> **AIM OF THE EXERCISE**:
Drop every picture and copy exactly the lines from the one with "Extract all readable text from this page." through the last line of the listing below.

> **Records from a collection**:
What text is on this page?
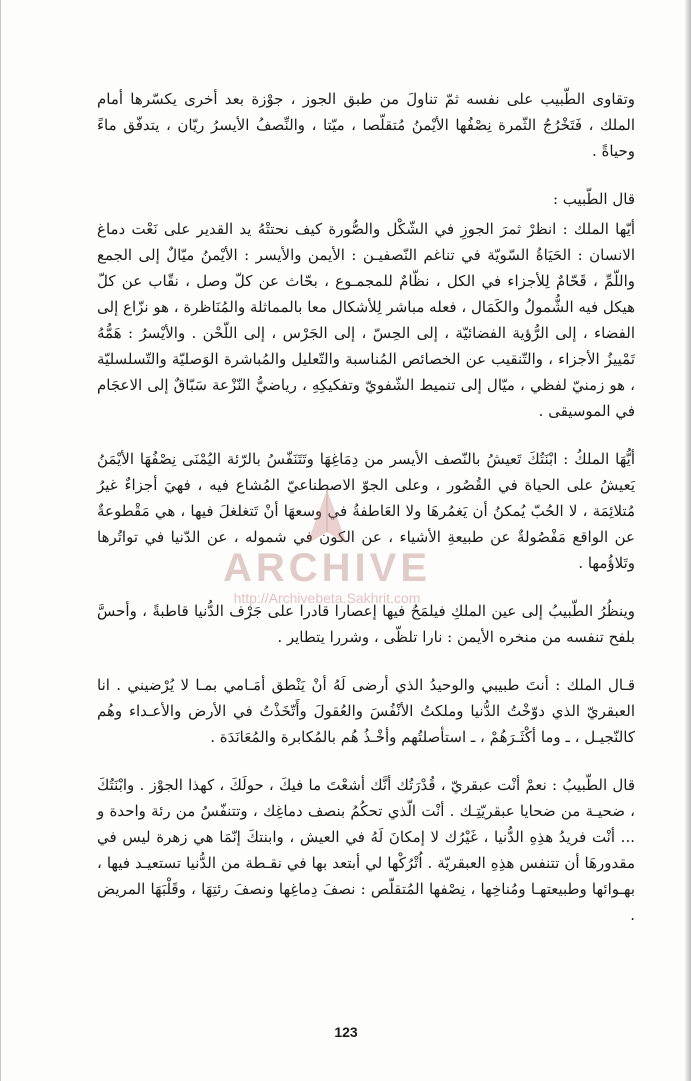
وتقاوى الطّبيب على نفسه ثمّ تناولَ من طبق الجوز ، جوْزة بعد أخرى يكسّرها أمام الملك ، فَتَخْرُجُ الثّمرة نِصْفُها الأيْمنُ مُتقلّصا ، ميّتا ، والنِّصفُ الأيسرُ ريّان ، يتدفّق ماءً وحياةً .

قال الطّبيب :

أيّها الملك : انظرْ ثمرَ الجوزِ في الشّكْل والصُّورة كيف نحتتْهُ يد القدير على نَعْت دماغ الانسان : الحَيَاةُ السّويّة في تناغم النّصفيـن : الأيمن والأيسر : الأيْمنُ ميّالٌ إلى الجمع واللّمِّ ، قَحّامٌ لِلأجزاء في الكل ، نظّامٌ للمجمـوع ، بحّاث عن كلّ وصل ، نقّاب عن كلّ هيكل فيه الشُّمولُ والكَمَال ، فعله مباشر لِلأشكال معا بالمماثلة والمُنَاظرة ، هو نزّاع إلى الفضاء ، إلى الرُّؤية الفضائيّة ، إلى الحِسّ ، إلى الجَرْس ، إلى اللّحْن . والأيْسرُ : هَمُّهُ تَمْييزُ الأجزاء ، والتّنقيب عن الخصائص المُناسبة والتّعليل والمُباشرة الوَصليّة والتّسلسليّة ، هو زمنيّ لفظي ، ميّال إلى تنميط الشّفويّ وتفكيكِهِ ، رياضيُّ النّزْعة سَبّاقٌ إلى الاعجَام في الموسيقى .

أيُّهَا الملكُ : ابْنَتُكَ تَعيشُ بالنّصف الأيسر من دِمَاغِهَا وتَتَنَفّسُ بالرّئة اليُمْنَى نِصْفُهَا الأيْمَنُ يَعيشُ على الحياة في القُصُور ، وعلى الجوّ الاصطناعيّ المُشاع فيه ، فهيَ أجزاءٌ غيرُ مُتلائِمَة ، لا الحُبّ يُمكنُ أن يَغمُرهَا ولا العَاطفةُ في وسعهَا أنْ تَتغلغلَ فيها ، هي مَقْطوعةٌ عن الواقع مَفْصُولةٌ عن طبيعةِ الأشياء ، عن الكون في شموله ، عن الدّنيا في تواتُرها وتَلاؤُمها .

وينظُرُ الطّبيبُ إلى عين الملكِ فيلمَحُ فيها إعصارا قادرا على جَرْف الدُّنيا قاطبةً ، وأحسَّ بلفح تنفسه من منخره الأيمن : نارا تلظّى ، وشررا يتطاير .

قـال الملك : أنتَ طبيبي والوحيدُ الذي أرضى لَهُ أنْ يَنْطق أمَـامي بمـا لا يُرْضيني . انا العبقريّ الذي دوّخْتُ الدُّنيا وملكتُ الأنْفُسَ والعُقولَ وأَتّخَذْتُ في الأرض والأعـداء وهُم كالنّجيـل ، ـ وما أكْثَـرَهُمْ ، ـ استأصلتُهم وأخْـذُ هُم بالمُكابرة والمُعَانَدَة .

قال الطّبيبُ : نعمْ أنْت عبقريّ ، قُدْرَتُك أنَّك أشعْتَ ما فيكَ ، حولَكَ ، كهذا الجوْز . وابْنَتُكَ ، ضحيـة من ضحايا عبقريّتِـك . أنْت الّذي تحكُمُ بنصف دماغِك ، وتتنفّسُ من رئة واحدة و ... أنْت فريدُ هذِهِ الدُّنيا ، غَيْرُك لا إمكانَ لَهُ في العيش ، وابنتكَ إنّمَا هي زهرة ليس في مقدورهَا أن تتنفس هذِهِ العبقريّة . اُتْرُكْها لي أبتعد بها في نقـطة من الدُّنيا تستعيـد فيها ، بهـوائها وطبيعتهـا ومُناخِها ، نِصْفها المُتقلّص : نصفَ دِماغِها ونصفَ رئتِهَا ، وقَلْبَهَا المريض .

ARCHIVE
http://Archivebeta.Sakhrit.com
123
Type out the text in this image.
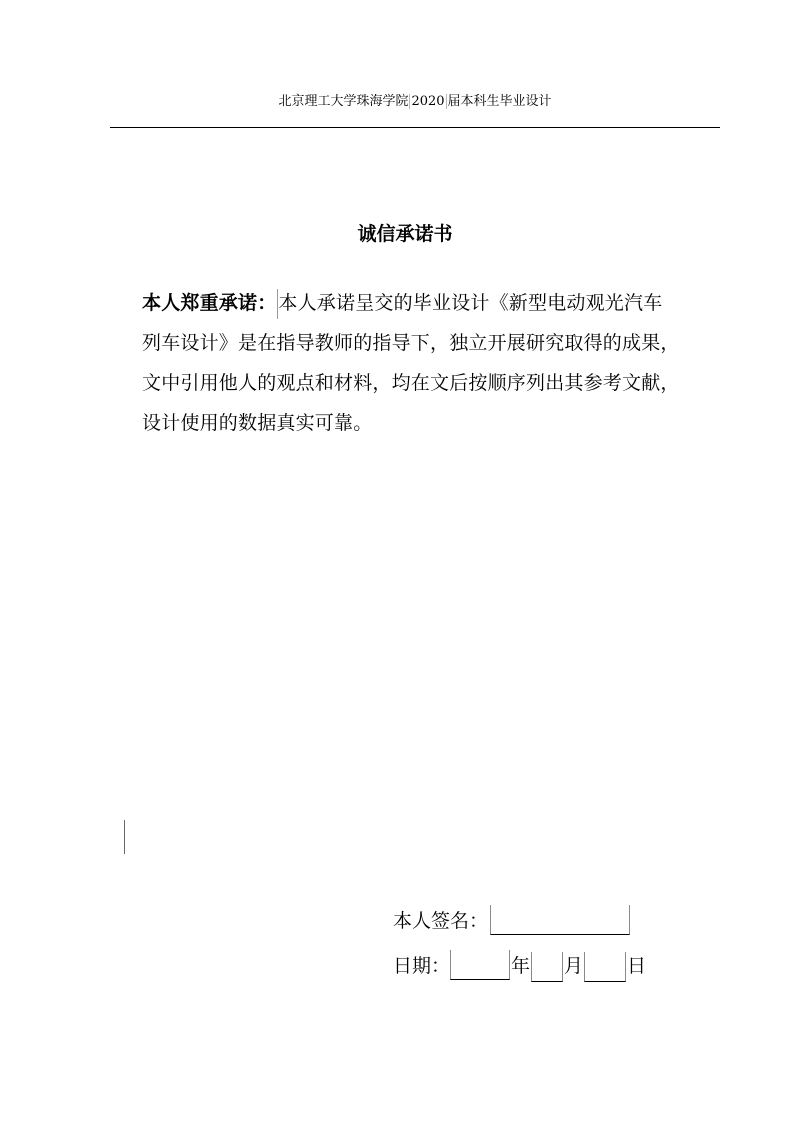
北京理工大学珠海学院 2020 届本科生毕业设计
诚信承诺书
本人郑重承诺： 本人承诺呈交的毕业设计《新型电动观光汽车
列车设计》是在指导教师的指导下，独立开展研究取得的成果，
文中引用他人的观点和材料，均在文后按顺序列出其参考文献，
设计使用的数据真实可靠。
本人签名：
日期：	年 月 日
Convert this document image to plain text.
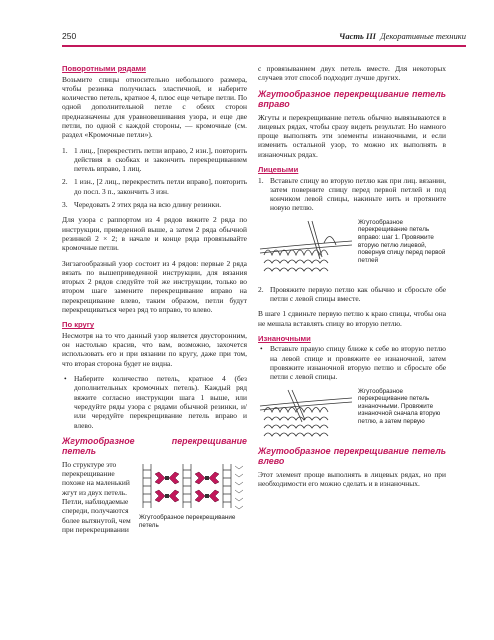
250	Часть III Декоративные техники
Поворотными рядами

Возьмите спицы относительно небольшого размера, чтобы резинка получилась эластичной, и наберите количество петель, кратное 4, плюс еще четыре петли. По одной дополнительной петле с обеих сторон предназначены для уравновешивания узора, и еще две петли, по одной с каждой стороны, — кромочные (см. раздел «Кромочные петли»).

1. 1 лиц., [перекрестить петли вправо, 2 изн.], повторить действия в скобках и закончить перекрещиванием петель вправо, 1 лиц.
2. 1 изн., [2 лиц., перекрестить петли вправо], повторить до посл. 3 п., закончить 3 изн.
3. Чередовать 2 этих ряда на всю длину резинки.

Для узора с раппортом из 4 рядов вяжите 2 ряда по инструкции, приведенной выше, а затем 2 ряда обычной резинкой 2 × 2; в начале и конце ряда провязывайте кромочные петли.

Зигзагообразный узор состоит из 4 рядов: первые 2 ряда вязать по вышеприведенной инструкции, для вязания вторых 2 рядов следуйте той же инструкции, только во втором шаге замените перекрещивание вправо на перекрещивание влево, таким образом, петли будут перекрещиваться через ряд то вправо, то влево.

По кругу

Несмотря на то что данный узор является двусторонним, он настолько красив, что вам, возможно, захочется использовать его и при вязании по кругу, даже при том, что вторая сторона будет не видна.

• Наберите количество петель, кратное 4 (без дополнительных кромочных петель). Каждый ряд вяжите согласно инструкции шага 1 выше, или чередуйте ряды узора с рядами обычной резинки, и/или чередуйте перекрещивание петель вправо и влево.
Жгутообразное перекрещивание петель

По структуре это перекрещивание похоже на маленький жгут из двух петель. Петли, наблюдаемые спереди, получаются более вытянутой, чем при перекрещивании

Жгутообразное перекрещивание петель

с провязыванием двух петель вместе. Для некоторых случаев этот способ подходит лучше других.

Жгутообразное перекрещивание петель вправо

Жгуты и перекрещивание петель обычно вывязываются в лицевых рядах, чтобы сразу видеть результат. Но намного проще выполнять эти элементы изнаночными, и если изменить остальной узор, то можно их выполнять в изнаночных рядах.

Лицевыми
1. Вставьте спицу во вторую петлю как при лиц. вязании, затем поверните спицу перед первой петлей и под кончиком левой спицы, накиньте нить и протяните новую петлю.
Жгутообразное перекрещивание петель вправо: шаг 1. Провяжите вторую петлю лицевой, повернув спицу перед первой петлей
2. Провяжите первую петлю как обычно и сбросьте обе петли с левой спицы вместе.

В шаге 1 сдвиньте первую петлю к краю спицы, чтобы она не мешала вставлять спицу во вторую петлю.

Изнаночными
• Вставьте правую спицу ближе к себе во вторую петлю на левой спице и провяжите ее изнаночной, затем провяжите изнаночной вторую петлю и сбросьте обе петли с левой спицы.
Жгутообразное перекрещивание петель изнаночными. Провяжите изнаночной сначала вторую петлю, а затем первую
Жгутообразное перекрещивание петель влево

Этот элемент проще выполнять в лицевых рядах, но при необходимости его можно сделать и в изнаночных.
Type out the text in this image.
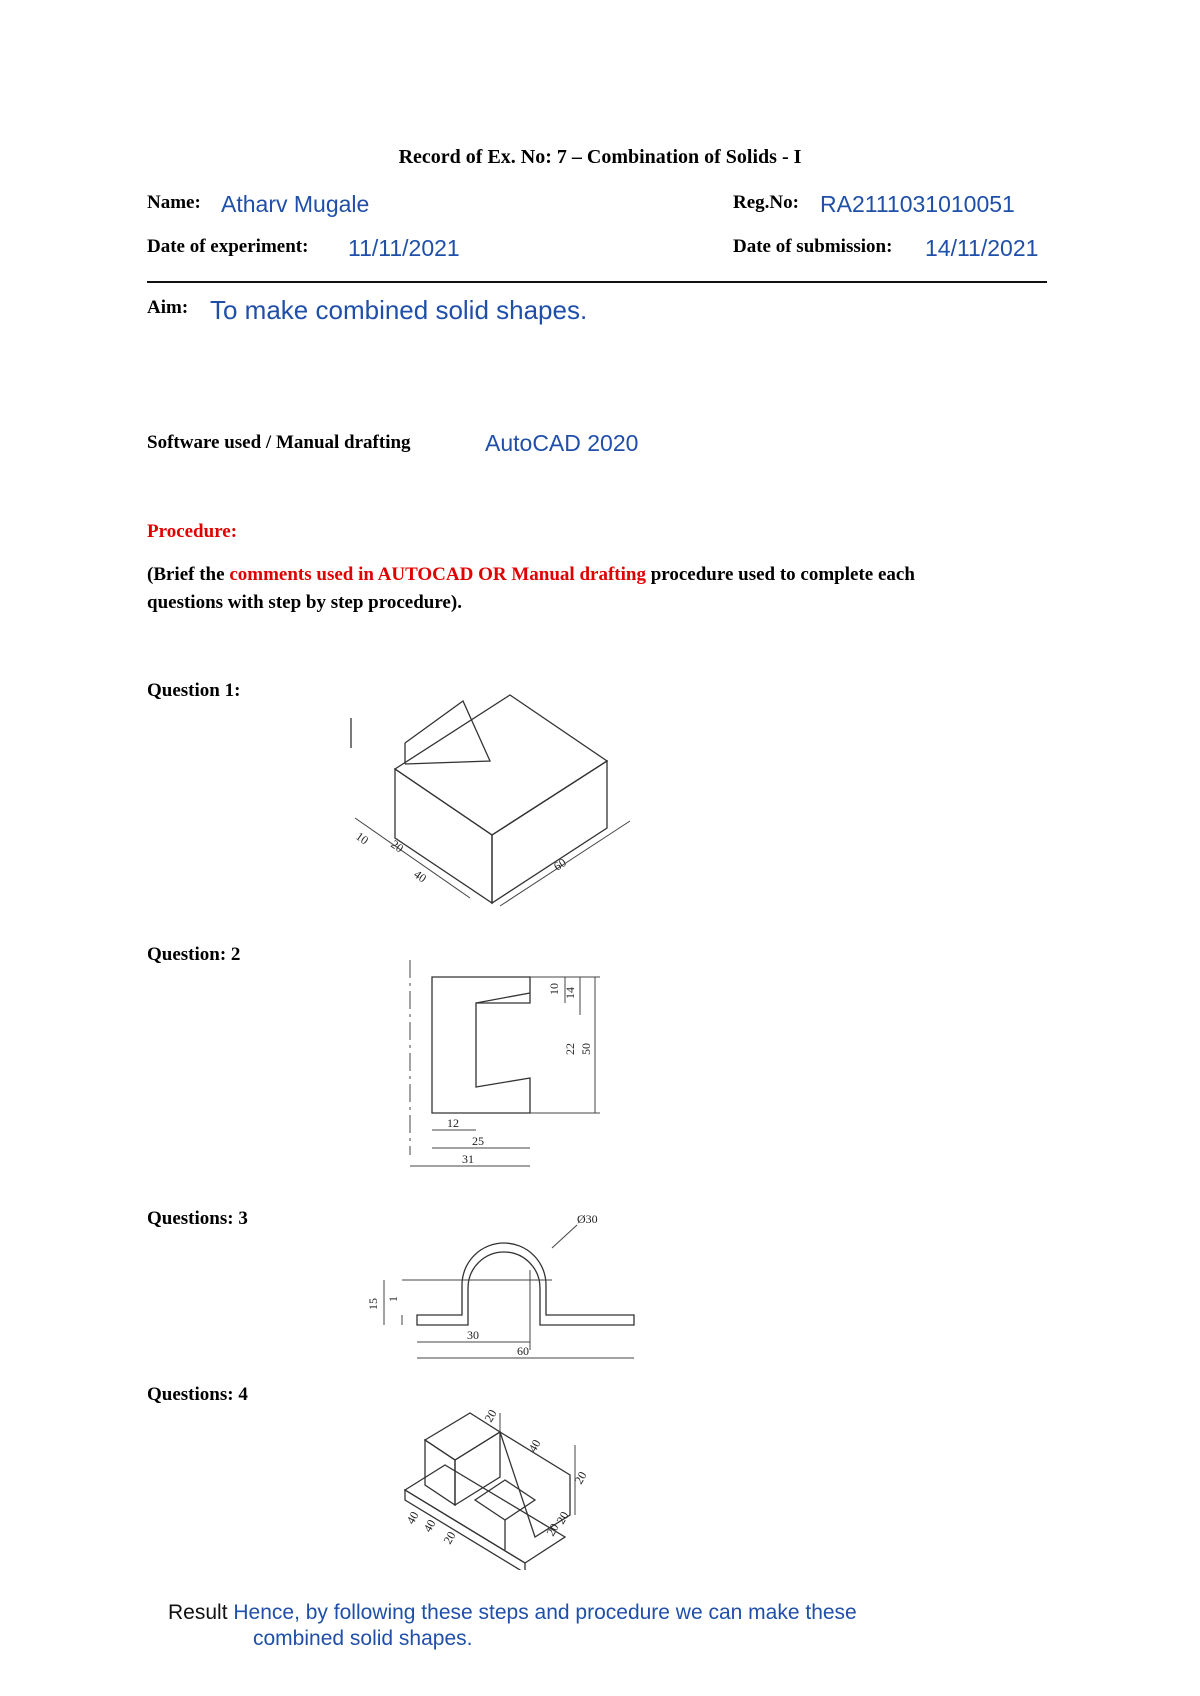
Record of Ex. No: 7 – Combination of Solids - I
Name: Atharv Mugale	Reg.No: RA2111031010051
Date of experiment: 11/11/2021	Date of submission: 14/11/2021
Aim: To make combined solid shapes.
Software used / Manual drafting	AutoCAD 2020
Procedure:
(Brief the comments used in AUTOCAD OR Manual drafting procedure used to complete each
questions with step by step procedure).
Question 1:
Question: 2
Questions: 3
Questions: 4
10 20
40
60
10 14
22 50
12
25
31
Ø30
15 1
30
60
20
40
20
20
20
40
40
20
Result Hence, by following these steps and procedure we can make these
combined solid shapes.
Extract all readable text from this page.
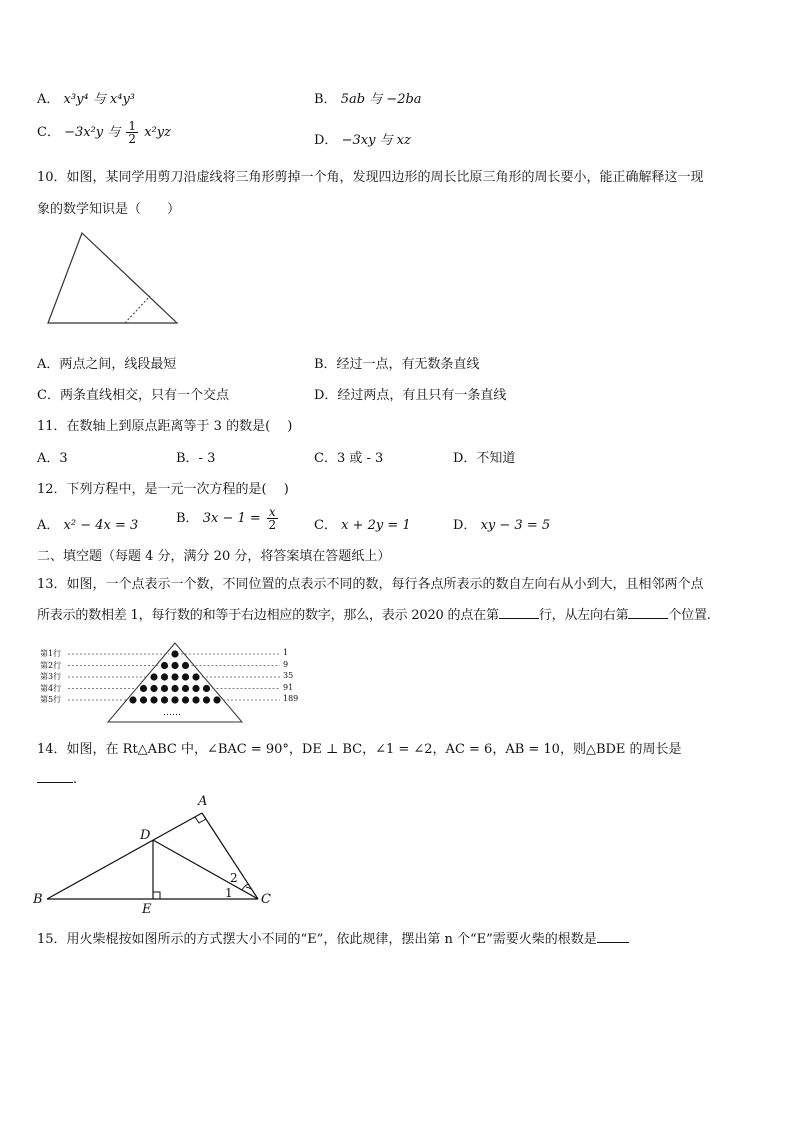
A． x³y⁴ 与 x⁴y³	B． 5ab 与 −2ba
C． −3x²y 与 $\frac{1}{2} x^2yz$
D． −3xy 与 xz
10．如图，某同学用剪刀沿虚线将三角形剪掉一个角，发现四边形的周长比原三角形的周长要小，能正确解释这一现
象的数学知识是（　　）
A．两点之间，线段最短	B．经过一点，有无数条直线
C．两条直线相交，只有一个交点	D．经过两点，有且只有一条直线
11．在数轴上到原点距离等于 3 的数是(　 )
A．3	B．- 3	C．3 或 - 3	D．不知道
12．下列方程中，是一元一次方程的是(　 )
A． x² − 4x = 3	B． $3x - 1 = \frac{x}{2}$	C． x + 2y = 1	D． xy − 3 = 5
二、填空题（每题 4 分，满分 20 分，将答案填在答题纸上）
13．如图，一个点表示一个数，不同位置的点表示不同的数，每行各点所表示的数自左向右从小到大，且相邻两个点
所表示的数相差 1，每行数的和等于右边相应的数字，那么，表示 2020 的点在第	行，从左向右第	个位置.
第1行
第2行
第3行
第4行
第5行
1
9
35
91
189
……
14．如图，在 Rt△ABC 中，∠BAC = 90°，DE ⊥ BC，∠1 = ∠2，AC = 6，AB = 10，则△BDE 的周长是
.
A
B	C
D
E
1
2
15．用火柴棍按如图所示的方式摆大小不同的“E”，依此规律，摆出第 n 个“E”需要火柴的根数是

> **EXERCISE OUTPUT**:
Extract all readable text from this page.
A． x³y⁴ 与 x⁴y³	B． 5ab 与 −2ba
C． −3x²y 与 $\frac{1}{2} x^2yz$
D． −3xy 与 xz
10．如图，某同学用剪刀沿虚线将三角形剪掉一个角，发现四边形的周长比原三角形的周长要小，能正确解释这一现
象的数学知识是（　　）
A．两点之间，线段最短	B．经过一点，有无数条直线
C．两条直线相交，只有一个交点	D．经过两点，有且只有一条直线
11．在数轴上到原点距离等于 3 的数是(　 )
A．3	B．- 3	C．3 或 - 3	D．不知道
12．下列方程中，是一元一次方程的是(　 )
A． x² − 4x = 3	B． $3x - 1 = \frac{x}{2}$	C． x + 2y = 1	D． xy − 3 = 5
二、填空题（每题 4 分，满分 20 分，将答案填在答题纸上）
13．如图，一个点表示一个数，不同位置的点表示不同的数，每行各点所表示的数自左向右从小到大，且相邻两个点
所表示的数相差 1，每行数的和等于右边相应的数字，那么，表示 2020 的点在第	行，从左向右第	个位置.
第1行
第2行
第3行
第4行
第5行
1
9
35
91
189
……
14．如图，在 Rt△ABC 中，∠BAC = 90°，DE ⊥ BC，∠1 = ∠2，AC = 6，AB = 10，则△BDE 的周长是
.
A
B	C
D
E
1
2
15．用火柴棍按如图所示的方式摆大小不同的“E”，依此规律，摆出第 n 个“E”需要火柴的根数是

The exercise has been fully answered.